* **To be done**
Could you copy the items character for character, starting at the very first one and ending at the line that contains "value-cell: 80 [363,189,408,225]", with both of those lines included?

__________________________________________________

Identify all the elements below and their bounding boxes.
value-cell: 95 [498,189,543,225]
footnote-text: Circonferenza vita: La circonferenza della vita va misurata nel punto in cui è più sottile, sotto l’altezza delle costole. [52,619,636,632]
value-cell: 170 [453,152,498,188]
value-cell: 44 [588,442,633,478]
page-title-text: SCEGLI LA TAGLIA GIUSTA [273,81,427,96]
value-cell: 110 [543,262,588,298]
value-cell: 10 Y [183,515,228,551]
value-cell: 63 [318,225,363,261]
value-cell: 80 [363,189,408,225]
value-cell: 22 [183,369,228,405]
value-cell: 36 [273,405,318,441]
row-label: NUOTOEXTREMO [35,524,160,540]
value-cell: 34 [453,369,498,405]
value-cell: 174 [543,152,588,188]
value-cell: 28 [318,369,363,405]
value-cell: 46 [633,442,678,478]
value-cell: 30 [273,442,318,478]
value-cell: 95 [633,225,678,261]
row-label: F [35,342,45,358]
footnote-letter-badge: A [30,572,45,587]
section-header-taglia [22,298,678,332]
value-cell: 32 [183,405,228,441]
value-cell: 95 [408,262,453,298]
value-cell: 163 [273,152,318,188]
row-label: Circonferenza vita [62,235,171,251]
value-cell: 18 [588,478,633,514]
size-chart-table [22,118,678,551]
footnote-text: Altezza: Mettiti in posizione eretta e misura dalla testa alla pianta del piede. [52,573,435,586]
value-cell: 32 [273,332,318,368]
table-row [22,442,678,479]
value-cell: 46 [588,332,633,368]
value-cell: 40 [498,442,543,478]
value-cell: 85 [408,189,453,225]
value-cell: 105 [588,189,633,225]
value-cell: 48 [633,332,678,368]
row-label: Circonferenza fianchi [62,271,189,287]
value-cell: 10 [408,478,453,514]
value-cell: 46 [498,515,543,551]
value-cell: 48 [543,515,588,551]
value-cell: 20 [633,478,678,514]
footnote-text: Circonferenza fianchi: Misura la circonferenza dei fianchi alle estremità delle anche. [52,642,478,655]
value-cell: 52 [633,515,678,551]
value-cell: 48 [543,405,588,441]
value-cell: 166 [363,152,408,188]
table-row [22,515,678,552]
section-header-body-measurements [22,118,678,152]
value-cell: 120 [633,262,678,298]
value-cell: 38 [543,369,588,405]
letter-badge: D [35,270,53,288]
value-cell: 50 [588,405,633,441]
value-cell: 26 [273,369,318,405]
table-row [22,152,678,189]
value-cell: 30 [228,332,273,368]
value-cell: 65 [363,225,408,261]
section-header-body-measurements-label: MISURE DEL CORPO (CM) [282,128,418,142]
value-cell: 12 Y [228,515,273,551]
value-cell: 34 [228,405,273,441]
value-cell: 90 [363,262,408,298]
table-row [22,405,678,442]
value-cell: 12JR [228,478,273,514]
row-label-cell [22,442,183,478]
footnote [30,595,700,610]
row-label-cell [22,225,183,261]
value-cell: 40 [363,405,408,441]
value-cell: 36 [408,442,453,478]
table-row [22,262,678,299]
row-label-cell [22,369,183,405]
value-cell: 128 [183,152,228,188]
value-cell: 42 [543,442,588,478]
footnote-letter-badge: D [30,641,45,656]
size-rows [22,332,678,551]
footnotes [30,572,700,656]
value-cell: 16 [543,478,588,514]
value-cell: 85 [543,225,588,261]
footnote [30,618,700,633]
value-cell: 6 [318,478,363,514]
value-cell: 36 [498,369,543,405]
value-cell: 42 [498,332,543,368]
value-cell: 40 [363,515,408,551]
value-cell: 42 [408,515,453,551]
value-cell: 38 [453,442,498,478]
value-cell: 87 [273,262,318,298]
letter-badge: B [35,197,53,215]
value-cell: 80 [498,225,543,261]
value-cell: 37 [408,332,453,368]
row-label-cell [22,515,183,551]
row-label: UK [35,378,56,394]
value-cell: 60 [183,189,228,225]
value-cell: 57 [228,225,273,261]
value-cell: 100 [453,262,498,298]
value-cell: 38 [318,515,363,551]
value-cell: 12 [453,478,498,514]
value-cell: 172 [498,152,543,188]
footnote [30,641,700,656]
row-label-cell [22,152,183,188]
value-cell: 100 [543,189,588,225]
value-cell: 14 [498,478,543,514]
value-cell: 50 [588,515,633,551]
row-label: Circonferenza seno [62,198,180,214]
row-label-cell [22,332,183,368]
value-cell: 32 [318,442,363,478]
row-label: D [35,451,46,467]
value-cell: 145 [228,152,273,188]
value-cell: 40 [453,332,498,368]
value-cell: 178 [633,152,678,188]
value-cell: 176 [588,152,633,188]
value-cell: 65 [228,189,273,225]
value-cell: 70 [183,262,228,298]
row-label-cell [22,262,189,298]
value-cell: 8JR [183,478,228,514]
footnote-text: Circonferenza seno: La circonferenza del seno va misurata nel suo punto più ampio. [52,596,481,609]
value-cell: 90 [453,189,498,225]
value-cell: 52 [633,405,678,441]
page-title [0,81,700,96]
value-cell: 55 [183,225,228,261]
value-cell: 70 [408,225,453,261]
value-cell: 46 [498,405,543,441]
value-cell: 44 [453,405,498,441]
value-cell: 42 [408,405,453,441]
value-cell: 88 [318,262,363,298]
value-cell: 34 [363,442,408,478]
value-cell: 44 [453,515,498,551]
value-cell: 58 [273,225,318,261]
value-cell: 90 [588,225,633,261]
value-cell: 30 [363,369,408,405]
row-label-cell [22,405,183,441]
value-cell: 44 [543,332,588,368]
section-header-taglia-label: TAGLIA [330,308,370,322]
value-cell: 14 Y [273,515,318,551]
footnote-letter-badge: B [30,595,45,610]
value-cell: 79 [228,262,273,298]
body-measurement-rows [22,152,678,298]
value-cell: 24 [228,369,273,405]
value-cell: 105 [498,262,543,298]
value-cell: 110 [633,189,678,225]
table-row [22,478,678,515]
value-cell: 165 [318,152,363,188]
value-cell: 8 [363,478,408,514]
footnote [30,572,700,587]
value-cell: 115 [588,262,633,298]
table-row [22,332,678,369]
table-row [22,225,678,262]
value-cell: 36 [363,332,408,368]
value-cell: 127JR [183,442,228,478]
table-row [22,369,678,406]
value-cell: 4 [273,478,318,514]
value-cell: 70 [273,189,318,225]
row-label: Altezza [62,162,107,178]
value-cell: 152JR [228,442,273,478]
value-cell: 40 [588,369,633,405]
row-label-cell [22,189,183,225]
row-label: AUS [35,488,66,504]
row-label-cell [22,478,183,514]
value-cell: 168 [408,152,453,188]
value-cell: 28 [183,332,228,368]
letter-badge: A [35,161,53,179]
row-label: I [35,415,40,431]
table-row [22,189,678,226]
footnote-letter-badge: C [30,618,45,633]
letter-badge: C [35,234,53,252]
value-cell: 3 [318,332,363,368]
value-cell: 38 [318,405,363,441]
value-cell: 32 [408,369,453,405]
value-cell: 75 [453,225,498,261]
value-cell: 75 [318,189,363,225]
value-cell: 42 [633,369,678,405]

__________________________________________________

* **Expected answer**
Identify all the elements below and their bounding boxes.
value-cell: 95 [498,189,543,225]
footnote-text: Circonferenza vita: La circonferenza della vita va misurata nel punto in cui è più sottile, sotto l’altezza delle costole. [52,619,636,632]
value-cell: 170 [453,152,498,188]
value-cell: 44 [588,442,633,478]
page-title-text: SCEGLI LA TAGLIA GIUSTA [273,81,427,96]
value-cell: 110 [543,262,588,298]
value-cell: 10 Y [183,515,228,551]
value-cell: 63 [318,225,363,261]
value-cell: 80 [363,189,408,225]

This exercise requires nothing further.